++++ DATA FOR THIS EXERCISE

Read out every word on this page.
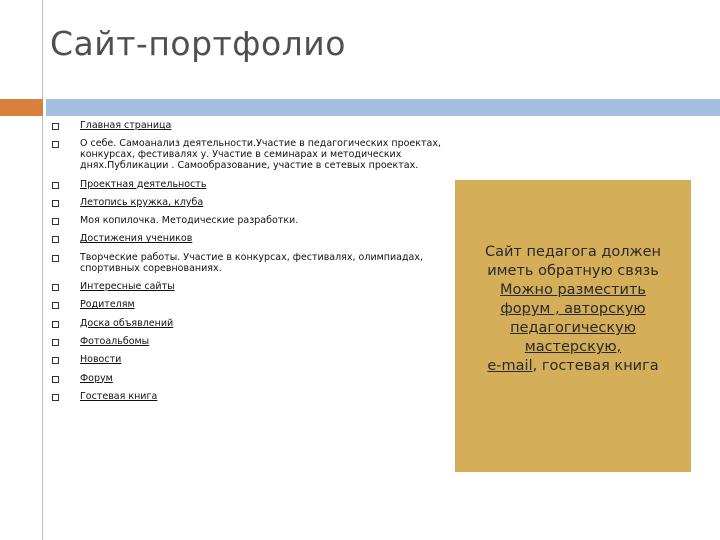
Сайт-портфолио
Главная страница
О себе. Самоанализ деятельности.Участие в педагогических проектах, конкурсах, фестивалях у. Участие в семинарах и методических днях.Публикации . Самообразование, участие в сетевых проектах.
Проектная деятельность
Летопись кружка, клуба
Моя копилочка. Методические разработки.
Достижения учеников
Творческие работы. Участие в конкурсах, фестивалях, олимпиадах, спортивных соревнованиях.
Интересные сайты
Родителям
Доска объявлений
Фотоальбомы
Новости
Форум
Гостевая книга
Сайт педагога должен
иметь обратную связь
Можно разместить
форум , авторскую
педагогическую
мастерскую,
e-mail, гостевая книга
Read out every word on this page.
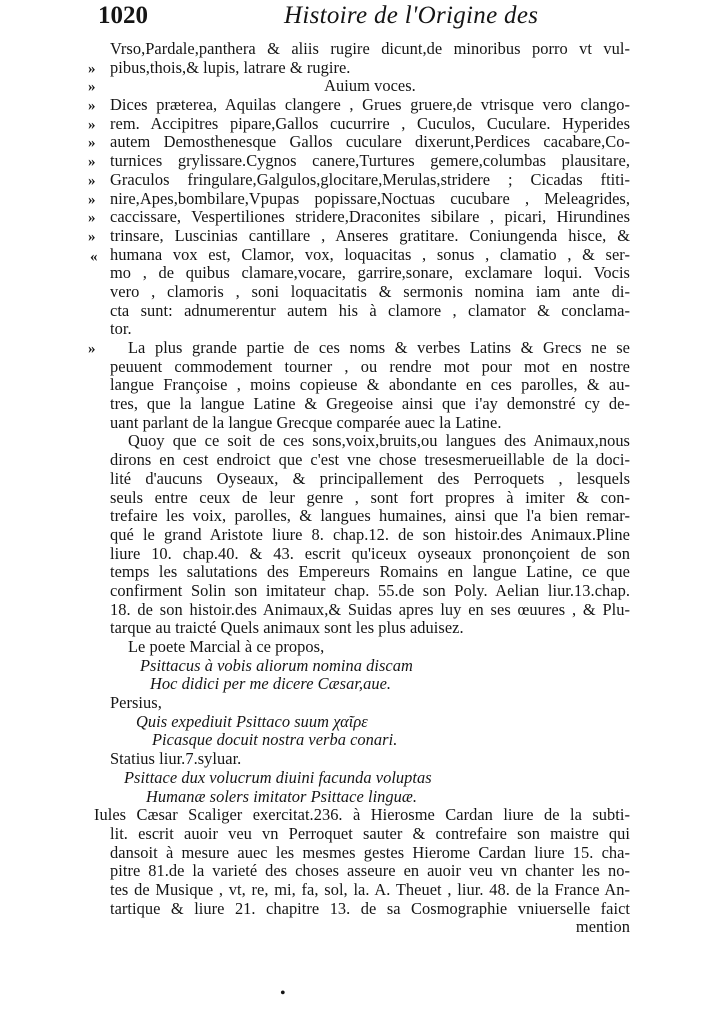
1020	Histoire de l'Origine des
Vrso,Pardale,panthera & aliis rugire dicunt,de minoribus porro vt vul-
» pibus,thois,& lupis, latrare & rugire.
»	Auium voces.
» Dices præterea, Aquilas clangere , Grues gruere,de vtrisque vero clango-
» rem. Accipitres pipare,Gallos cucurrire , Cuculos, Cuculare. Hyperides
» autem Demosthenesque Gallos cuculare dixerunt,Perdices cacabare,Co-
» turnices grylissare.Cygnos canere,Turtures gemere,columbas plausitare,
» Graculos fringulare,Galgulos,glocitare,Merulas,stridere ; Cicadas ftiti-
» nire,Apes,bombilare,Vpupas popissare,Noctuas cucubare , Meleagrides,
» caccissare, Vespertiliones stridere,Draconites sibilare , picari, Hirundines
» trinsare, Luscinias cantillare , Anseres gratitare. Coniungenda hisce, &
« humana vox est, Clamor, vox, loquacitas , sonus , clamatio , & ser-
mo , de quibus clamare,vocare, garrire,sonare, exclamare loqui. Vocis
vero , clamoris , soni loquacitatis & sermonis nomina iam ante di-
cta sunt: adnumerentur autem his à clamore , clamator & conclama-
tor.
» La plus grande partie de ces noms & verbes Latins & Grecs ne se
peuuent commodement tourner , ou rendre mot pour mot en nostre
langue Françoise , moins copieuse & abondante en ces parolles, & au-
tres, que la langue Latine & Gregeoise ainsi que i'ay demonstré cy de-
uant parlant de la langue Grecque comparée auec la Latine.
Quoy que ce soit de ces sons,voix,bruits,ou langues des Animaux,nous
dirons en cest endroict que c'est vne chose tresesmerueillable de la doci-
lité d'aucuns Oyseaux, & principallement des Perroquets , lesquels
seuls entre ceux de leur genre , sont fort propres à imiter & con-
trefaire les voix, parolles, & langues humaines, ainsi que l'a bien remar-
qué le grand Aristote liure 8. chap.12. de son histoir.des Animaux.Pline
liure 10. chap.40. & 43. escrit qu'iceux oyseaux prononçoient de son
temps les salutations des Empereurs Romains en langue Latine, ce que
confirment Solin son imitateur chap. 55.de son Poly. Aelian liur.13.chap.
18. de son histoir.des Animaux,& Suidas apres luy en ses œuures , & Plu-
tarque au traicté Quels animaux sont les plus aduisez.
Le poete Marcial à ce propos,
Psittacus à vobis aliorum nomina discam
Hoc didici per me dicere Cæsar,aue.
Persius,
Quis expediuit Psittaco suum χαῖρε
Picasque docuit nostra verba conari.
Statius liur.7.syluar.
Psittace dux volucrum diuini facunda voluptas
Humanæ solers imitator Psittace linguæ.
Iules Cæsar Scaliger exercitat.236. à Hierosme Cardan liure de la subti-
lit. escrit auoir veu vn Perroquet sauter & contrefaire son maistre qui
dansoit à mesure auec les mesmes gestes Hierome Cardan liure 15. cha-
pitre 81.de la varieté des choses asseure en auoir veu vn chanter les no-
tes de Musique , vt, re, mi, fa, sol, la. A. Theuet , liur. 48. de la France An-
tartique & liure 21. chapitre 13. de sa Cosmographie vniuerselle faict
mention
•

++++++++

■ WORK TO BE COMPLETED
Transcribe every line in the entries above, taking out only the images.

■ TASK SOLUTION
Read out every word on this page.
Сайт-портфолио
Главная страница
О себе. Самоанализ деятельности.Участие в педагогических проектах, конкурсах, фестивалях у. Участие в семинарах и методических днях.Публикации . Самообразование, участие в сетевых проектах.
Проектная деятельность
Летопись кружка, клуба
Моя копилочка. Методические разработки.
Достижения учеников
Творческие работы. Участие в конкурсах, фестивалях, олимпиадах, спортивных соревнованиях.
Интересные сайты
Родителям
Доска объявлений
Фотоальбомы
Новости
Форум
Гостевая книга
Сайт педагога должен
иметь обратную связь
Можно разместить
форум , авторскую
педагогическую
мастерскую,
e-mail, гостевая книга
Read out every word on this page.
1020	Histoire de l'Origine des
Vrso,Pardale,panthera & aliis rugire dicunt,de minoribus porro vt vul-
» pibus,thois,& lupis, latrare & rugire.
»	Auium voces.
» Dices præterea, Aquilas clangere , Grues gruere,de vtrisque vero clango-
» rem. Accipitres pipare,Gallos cucurrire , Cuculos, Cuculare. Hyperides
» autem Demosthenesque Gallos cuculare dixerunt,Perdices cacabare,Co-
» turnices grylissare.Cygnos canere,Turtures gemere,columbas plausitare,
» Graculos fringulare,Galgulos,glocitare,Merulas,stridere ; Cicadas ftiti-
» nire,Apes,bombilare,Vpupas popissare,Noctuas cucubare , Meleagrides,
» caccissare, Vespertiliones stridere,Draconites sibilare , picari, Hirundines
» trinsare, Luscinias cantillare , Anseres gratitare. Coniungenda hisce, &
« humana vox est, Clamor, vox, loquacitas , sonus , clamatio , & ser-
mo , de quibus clamare,vocare, garrire,sonare, exclamare loqui. Vocis
vero , clamoris , soni loquacitatis & sermonis nomina iam ante di-
cta sunt: adnumerentur autem his à clamore , clamator & conclama-
tor.
» La plus grande partie de ces noms & verbes Latins & Grecs ne se
peuuent commodement tourner , ou rendre mot pour mot en nostre
langue Françoise , moins copieuse & abondante en ces parolles, & au-
tres, que la langue Latine & Gregeoise ainsi que i'ay demonstré cy de-
uant parlant de la langue Grecque comparée auec la Latine.
Quoy que ce soit de ces sons,voix,bruits,ou langues des Animaux,nous
dirons en cest endroict que c'est vne chose tresesmerueillable de la doci-
lité d'aucuns Oyseaux, & principallement des Perroquets , lesquels
seuls entre ceux de leur genre , sont fort propres à imiter & con-
trefaire les voix, parolles, & langues humaines, ainsi que l'a bien remar-
qué le grand Aristote liure 8. chap.12. de son histoir.des Animaux.Pline
liure 10. chap.40. & 43. escrit qu'iceux oyseaux prononçoient de son
temps les salutations des Empereurs Romains en langue Latine, ce que
confirment Solin son imitateur chap. 55.de son Poly. Aelian liur.13.chap.
18. de son histoir.des Animaux,& Suidas apres luy en ses œuures , & Plu-
tarque au traicté Quels animaux sont les plus aduisez.
Le poete Marcial à ce propos,
Psittacus à vobis aliorum nomina discam
Hoc didici per me dicere Cæsar,aue.
Persius,
Quis expediuit Psittaco suum χαῖρε
Picasque docuit nostra verba conari.
Statius liur.7.syluar.
Psittace dux volucrum diuini facunda voluptas
Humanæ solers imitator Psittace linguæ.
Iules Cæsar Scaliger exercitat.236. à Hierosme Cardan liure de la subti-
lit. escrit auoir veu vn Perroquet sauter & contrefaire son maistre qui
dansoit à mesure auec les mesmes gestes Hierome Cardan liure 15. cha-
pitre 81.de la varieté des choses asseure en auoir veu vn chanter les no-
tes de Musique , vt, re, mi, fa, sol, la. A. Theuet , liur. 48. de la France An-
tartique & liure 21. chapitre 13. de sa Cosmographie vniuerselle faict
mention
•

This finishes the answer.